● WHAT YOU NEED TO DO
What lines of the data include the string "apoio"? Copy them all.

● RECORD SET
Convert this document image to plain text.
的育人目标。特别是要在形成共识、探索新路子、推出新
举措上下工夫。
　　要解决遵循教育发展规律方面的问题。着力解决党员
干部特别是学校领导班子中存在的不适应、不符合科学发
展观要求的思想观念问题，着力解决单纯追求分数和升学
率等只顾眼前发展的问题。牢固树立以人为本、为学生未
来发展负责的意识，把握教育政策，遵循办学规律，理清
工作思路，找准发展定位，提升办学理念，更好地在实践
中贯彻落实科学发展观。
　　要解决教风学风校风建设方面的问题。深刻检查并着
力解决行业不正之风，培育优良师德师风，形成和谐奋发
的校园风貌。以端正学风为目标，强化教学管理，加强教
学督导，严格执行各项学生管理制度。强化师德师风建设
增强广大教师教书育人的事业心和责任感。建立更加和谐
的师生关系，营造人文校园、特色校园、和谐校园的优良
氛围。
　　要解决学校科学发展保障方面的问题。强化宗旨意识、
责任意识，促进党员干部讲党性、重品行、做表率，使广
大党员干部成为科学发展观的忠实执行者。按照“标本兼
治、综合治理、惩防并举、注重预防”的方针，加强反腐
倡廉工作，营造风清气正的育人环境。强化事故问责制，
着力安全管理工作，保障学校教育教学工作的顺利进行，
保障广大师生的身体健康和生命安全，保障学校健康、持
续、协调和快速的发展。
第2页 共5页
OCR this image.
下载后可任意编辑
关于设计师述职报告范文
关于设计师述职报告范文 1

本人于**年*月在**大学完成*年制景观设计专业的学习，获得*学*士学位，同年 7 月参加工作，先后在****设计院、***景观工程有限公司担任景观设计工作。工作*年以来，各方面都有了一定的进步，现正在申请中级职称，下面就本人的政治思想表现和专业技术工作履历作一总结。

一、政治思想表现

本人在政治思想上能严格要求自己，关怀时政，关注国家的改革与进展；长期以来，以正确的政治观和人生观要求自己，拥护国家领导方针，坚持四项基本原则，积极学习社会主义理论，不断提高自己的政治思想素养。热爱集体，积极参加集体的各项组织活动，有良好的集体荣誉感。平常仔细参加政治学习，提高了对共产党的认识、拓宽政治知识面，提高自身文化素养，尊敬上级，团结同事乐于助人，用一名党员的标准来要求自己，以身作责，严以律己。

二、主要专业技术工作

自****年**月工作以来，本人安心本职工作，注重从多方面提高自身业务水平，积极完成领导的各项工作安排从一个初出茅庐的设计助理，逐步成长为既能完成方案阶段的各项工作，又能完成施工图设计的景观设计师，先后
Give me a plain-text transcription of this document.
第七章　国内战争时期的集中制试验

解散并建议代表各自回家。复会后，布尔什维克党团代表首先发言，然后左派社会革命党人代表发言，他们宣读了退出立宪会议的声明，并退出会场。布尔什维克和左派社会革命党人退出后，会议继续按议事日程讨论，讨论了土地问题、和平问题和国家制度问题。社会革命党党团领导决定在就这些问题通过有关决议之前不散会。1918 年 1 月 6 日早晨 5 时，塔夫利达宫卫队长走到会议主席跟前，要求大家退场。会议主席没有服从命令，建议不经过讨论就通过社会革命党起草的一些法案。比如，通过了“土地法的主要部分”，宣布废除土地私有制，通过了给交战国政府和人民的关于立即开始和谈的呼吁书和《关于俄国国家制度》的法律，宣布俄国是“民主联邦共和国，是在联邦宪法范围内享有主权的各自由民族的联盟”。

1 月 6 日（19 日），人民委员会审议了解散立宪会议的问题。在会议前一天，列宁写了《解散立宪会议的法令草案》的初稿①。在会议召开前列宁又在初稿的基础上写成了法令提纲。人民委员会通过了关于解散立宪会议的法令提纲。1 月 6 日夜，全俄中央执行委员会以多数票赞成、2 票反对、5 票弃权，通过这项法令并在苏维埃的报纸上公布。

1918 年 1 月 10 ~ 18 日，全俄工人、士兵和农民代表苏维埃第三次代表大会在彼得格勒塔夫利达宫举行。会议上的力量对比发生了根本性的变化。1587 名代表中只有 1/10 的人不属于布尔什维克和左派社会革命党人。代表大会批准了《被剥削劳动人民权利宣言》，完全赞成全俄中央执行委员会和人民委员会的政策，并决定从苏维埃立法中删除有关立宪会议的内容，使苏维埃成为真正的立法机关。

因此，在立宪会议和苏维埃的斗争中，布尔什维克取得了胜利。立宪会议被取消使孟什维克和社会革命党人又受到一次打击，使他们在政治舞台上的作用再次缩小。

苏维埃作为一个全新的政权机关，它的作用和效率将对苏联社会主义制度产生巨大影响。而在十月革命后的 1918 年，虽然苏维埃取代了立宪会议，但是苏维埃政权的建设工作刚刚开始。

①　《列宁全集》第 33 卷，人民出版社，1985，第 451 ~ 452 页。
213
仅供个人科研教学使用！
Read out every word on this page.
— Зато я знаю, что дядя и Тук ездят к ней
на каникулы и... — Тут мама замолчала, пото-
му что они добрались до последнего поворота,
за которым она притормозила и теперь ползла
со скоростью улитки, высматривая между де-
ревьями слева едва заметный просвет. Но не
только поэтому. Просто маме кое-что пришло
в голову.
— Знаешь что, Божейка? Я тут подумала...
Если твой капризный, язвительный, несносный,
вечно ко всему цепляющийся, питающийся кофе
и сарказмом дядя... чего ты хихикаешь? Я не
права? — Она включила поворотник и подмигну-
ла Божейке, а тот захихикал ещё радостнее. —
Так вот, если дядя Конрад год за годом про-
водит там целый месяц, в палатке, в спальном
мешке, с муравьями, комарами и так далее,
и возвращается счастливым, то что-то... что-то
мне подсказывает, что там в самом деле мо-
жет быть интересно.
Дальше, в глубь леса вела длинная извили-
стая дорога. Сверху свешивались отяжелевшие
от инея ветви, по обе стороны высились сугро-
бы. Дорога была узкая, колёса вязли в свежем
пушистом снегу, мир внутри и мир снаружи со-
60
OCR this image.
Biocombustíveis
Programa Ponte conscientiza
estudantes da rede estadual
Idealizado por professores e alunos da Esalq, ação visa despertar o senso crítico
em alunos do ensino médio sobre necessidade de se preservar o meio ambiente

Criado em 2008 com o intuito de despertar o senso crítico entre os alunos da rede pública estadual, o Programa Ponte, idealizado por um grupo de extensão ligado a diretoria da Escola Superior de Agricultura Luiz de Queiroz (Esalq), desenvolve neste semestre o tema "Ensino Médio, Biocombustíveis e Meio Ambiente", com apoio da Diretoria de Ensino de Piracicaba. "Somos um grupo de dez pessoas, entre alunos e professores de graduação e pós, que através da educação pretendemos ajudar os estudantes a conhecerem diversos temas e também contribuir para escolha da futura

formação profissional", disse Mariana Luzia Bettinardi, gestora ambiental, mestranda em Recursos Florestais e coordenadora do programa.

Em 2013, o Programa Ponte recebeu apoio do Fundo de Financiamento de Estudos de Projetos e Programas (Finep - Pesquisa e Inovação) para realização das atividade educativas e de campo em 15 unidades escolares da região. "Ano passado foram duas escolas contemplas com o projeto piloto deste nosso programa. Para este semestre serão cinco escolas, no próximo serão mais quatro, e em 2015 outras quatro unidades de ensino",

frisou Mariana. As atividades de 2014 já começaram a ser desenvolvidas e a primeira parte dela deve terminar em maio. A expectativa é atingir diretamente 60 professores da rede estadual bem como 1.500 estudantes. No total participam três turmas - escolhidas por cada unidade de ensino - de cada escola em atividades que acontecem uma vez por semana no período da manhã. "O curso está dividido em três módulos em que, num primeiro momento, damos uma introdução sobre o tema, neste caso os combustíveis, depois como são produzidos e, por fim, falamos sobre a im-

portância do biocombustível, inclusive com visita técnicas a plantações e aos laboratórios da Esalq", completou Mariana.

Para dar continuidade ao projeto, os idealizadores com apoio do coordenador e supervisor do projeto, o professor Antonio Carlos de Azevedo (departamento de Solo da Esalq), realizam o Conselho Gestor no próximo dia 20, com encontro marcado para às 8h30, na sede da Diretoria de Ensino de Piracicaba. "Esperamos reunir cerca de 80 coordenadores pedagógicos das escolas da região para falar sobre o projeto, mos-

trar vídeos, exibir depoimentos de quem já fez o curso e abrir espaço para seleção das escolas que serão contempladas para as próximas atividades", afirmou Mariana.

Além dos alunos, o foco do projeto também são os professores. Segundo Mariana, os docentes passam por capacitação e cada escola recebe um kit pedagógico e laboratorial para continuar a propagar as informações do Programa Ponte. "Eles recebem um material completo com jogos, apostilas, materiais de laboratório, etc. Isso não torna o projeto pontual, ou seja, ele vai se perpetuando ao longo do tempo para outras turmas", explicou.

● OUTPUT FOR THIS EXERCISE
Criado em 2008 com o intuito de despertar o senso crítico entre os alunos da rede pública estadual, o Programa Ponte, idealizado por um grupo de extensão ligado a diretoria da Escola Superior de Agricultura Luiz de Queiroz (Esalq), desenvolve neste semestre o tema "Ensino Médio, Biocombustíveis e Meio Ambiente", com apoio da Diretoria de Ensino de Piracicaba. "Somos um grupo de dez pessoas, entre alunos e professores de graduação e pós, que através da educação pretendemos ajudar os estudantes a conhecerem diversos temas e também contribuir para escolha da futura
Em 2013, o Programa Ponte recebeu apoio do Fundo de Financiamento de Estudos de Projetos e Programas (Finep - Pesquisa e Inovação) para realização das atividade educativas e de campo em 15 unidades escolares da região. "Ano passado foram duas escolas contemplas com o projeto piloto deste nosso programa. Para este semestre serão cinco escolas, no próximo serão mais quatro, e em 2015 outras quatro unidades de ensino",
Para dar continuidade ao projeto, os idealizadores com apoio do coordenador e supervisor do projeto, o professor Antonio Carlos de Azevedo (departamento de Solo da Esalq), realizam o Conselho Gestor no próximo dia 20, com encontro marcado para às 8h30, na sede da Diretoria de Ensino de Piracicaba. "Esperamos reunir cerca de 80 coordenadores pedagógicos das escolas da região para falar sobre o projeto, mos-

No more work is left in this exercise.